Required work:
Extract all lines that hold "Oxfam" from the records below.
◇ ◇ ◇ ◇ ◇
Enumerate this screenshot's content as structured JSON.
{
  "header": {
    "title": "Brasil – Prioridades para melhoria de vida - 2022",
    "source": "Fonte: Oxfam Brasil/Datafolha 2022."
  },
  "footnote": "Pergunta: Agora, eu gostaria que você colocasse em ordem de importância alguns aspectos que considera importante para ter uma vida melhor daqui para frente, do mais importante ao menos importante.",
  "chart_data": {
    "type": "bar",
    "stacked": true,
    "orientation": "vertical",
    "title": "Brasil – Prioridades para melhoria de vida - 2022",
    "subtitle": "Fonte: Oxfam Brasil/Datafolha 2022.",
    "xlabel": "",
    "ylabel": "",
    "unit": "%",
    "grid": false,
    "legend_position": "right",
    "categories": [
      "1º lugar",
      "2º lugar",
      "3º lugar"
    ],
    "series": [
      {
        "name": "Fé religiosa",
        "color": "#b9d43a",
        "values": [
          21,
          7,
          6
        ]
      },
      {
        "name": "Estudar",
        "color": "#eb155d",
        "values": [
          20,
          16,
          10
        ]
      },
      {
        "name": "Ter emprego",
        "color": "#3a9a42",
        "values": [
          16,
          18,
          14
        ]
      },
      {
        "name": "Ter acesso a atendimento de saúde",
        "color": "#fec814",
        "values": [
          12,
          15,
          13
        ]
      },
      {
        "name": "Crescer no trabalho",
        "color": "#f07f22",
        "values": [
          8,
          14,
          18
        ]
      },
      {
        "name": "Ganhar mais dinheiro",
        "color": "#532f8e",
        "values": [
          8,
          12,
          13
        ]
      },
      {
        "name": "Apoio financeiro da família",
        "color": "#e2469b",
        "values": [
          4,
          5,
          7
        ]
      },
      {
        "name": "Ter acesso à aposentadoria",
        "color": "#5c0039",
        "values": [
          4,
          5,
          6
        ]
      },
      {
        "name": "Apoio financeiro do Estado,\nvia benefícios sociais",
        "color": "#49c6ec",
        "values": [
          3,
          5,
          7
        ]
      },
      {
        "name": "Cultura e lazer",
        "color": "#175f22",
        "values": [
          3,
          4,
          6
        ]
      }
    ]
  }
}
◇ ◇ ◇ ◇ ◇
Finished exercise:
    "source": "Fonte: Oxfam Brasil/Datafolha 2022."
    "subtitle": "Fonte: Oxfam Brasil/Datafolha 2022.",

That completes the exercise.